Take the material below and retype it in full; pictures are left out.
Start Records for this exercise
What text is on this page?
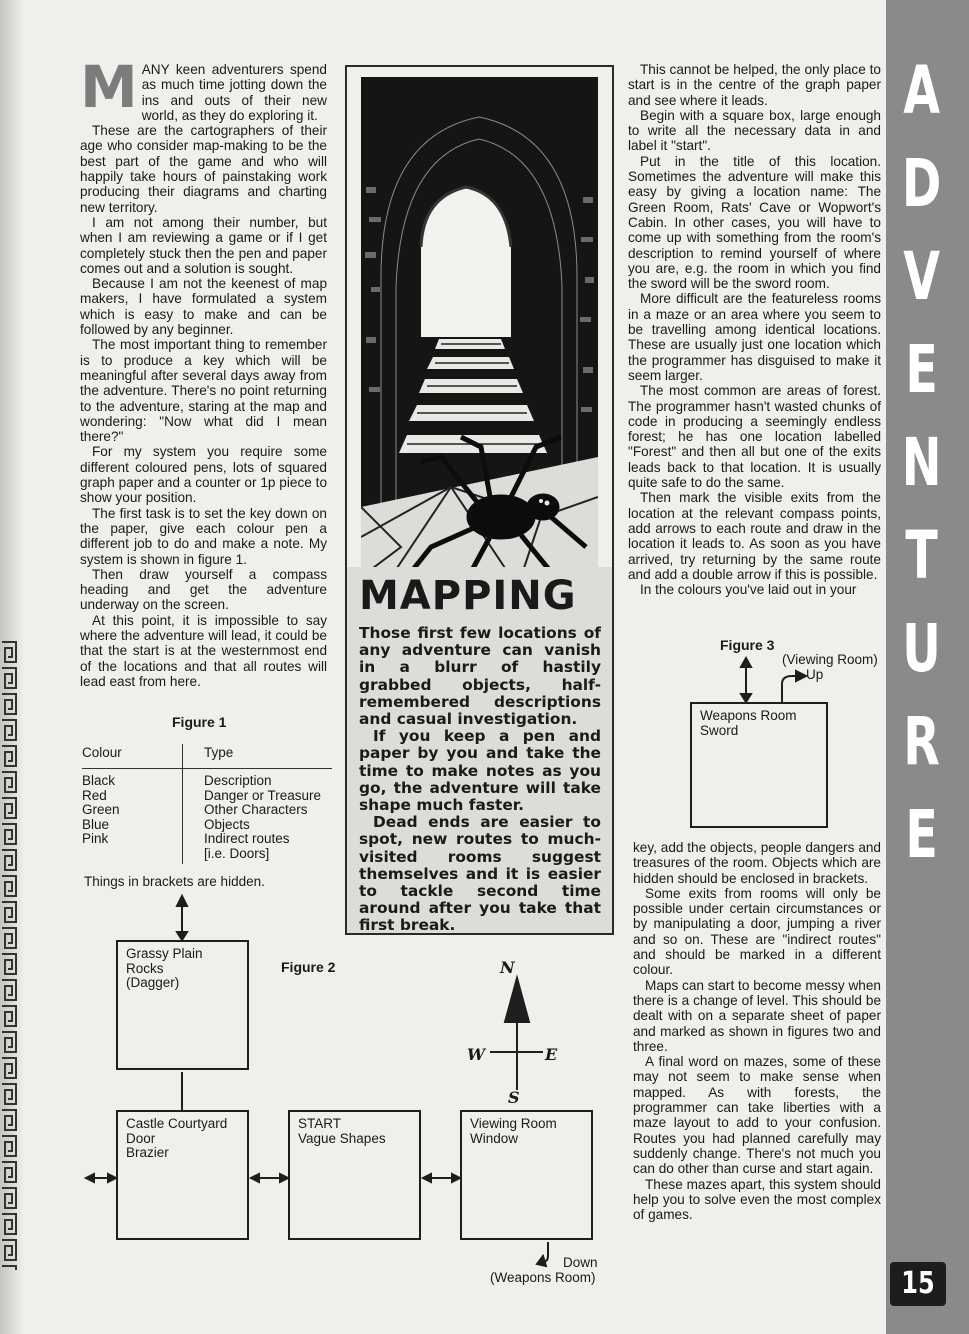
M ANY keen adventurers spend as much time jotting down the ins and outs of their new world, as they do exploring it.

These are the cartographers of their age who consider map-making to be the best part of the game and who will happily take hours of painstaking work producing their diagrams and charting new territory.

I am not among their number, but when I am reviewing a game or if I get completely stuck then the pen and paper comes out and a solution is sought.

Because I am not the keenest of map makers, I have formulated a system which is easy to make and can be followed by any beginner.

The most important thing to remember is to produce a key which will be meaningful after several days away from the adventure. There's no point returning to the adventure, staring at the map and wondering: "Now what did I mean there?"

For my system you require some different coloured pens, lots of squared graph paper and a counter or 1p piece to show your position.

The first task is to set the key down on the paper, give each colour pen a different job to do and make a note. My system is shown in figure 1.

Then draw yourself a compass heading and get the adventure underway on the screen.

At this point, it is impossible to say where the adventure will lead, it could be that the start is at the westernmost end of the locations and that all routes will lead east from here.

Figure 1
Colour	Type
Black
Red
Green
Blue
Pink
Description
Danger or Treasure
Other Characters
Objects
Indirect routes
[i.e. Doors]
Things in brackets are hidden.
MAPPING

Those first few locations of any adventure can vanish in a blurr of hastily grabbed objects, half-remembered descriptions and casual investigation.

If you keep a pen and paper by you and take the time to make notes as you go, the adventure will take shape much faster.

Dead ends are easier to spot, new routes to much-visited rooms suggest themselves and it is easier to tackle second time around after you take that first break.

This cannot be helped, the only place to start is in the centre of the graph paper and see where it leads.

Begin with a square box, large enough to write all the necessary data in and label it "start".

Put in the title of this location. Sometimes the adventure will make this easy by giving a location name: The Green Room, Rats' Cave or Wopwort's Cabin. In other cases, you will have to come up with something from the room's description to remind yourself of where you are, e.g. the room in which you find the sword will be the sword room.

More difficult are the featureless rooms in a maze or an area where you seem to be travelling among identical locations. These are usually just one location which the programmer has disguised to make it seem larger.

The most common are areas of forest. The programmer hasn't wasted chunks of code in producing a seemingly endless forest; he has one location labelled "Forest" and then all but one of the exits leads back to that location. It is usually quite safe to do the same.

Then mark the visible exits from the location at the relevant compass points, add arrows to each route and draw in the location it leads to. As soon as you have arrived, try returning by the same route and add a double arrow if this is possible.

In the colours you've laid out in your

Figure 3
(Viewing Room)
Up
Weapons Room
Sword

key, add the objects, people dangers and treasures of the room. Objects which are hidden should be enclosed in brackets.

Some exits from rooms will only be possible under certain circumstances or by manipulating a door, jumping a river and so on. These are "indirect routes" and should be marked in a different colour.

Maps can start to become messy when there is a change of level. This should be dealt with on a separate sheet of paper and marked as shown in figures two and three.

A final word on mazes, some of these may not seem to make sense when mapped. As with forests, the programmer can take liberties with a maze layout to add to your confusion. Routes you had planned carefully may suddenly change. There's not much you can do other than curse and start again.

These mazes apart, this system should help you to solve even the most complex of games.

Figure 2
Grassy Plain
Rocks
(Dagger)
Castle Courtyard
Door
Brazier
START
Vague Shapes
Viewing Room
Window
Down
(Weapons Room)
N
S
E
W
A
D
V
E
N
T
U
R
E
15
End Records for this exercise
Output for this exercise>
What text is on this page?
M ANY keen adventurers spend as much time jotting down the ins and outs of their new world, as they do exploring it.

These are the cartographers of their age who consider map-making to be the best part of the game and who will happily take hours of painstaking work producing their diagrams and charting new territory.

I am not among their number, but when I am reviewing a game or if I get completely stuck then the pen and paper comes out and a solution is sought.

Because I am not the keenest of map makers, I have formulated a system which is easy to make and can be followed by any beginner.

The most important thing to remember is to produce a key which will be meaningful after several days away from the adventure. There's no point returning to the adventure, staring at the map and wondering: "Now what did I mean there?"

For my system you require some different coloured pens, lots of squared graph paper and a counter or 1p piece to show your position.

The first task is to set the key down on the paper, give each colour pen a different job to do and make a note. My system is shown in figure 1.

Then draw yourself a compass heading and get the adventure underway on the screen.

At this point, it is impossible to say where the adventure will lead, it could be that the start is at the westernmost end of the locations and that all routes will lead east from here.

Figure 1
Colour	Type
Black
Red
Green
Blue
Pink
Description
Danger or Treasure
Other Characters
Objects
Indirect routes
[i.e. Doors]
Things in brackets are hidden.
MAPPING

Those first few locations of any adventure can vanish in a blurr of hastily grabbed objects, half-remembered descriptions and casual investigation.

If you keep a pen and paper by you and take the time to make notes as you go, the adventure will take shape much faster.

Dead ends are easier to spot, new routes to much-visited rooms suggest themselves and it is easier to tackle second time around after you take that first break.

This cannot be helped, the only place to start is in the centre of the graph paper and see where it leads.

Begin with a square box, large enough to write all the necessary data in and label it "start".

Put in the title of this location. Sometimes the adventure will make this easy by giving a location name: The Green Room, Rats' Cave or Wopwort's Cabin. In other cases, you will have to come up with something from the room's description to remind yourself of where you are, e.g. the room in which you find the sword will be the sword room.

More difficult are the featureless rooms in a maze or an area where you seem to be travelling among identical locations. These are usually just one location which the programmer has disguised to make it seem larger.

The most common are areas of forest. The programmer hasn't wasted chunks of code in producing a seemingly endless forest; he has one location labelled "Forest" and then all but one of the exits leads back to that location. It is usually quite safe to do the same.

Then mark the visible exits from the location at the relevant compass points, add arrows to each route and draw in the location it leads to. As soon as you have arrived, try returning by the same route and add a double arrow if this is possible.

In the colours you've laid out in your

Figure 3
(Viewing Room)
Up
Weapons Room
Sword

key, add the objects, people dangers and treasures of the room. Objects which are hidden should be enclosed in brackets.

Some exits from rooms will only be possible under certain circumstances or by manipulating a door, jumping a river and so on. These are "indirect routes" and should be marked in a different colour.

Maps can start to become messy when there is a change of level. This should be dealt with on a separate sheet of paper and marked as shown in figures two and three.

A final word on mazes, some of these may not seem to make sense when mapped. As with forests, the programmer can take liberties with a maze layout to add to your confusion. Routes you had planned carefully may suddenly change. There's not much you can do other than curse and start again.

These mazes apart, this system should help you to solve even the most complex of games.

Figure 2
Grassy Plain
Rocks
(Dagger)
Castle Courtyard
Door
Brazier
START
Vague Shapes
Viewing Room
Window
Down
(Weapons Room)
N
S
E
W
A
D
V
E
N
T
U
R
E
15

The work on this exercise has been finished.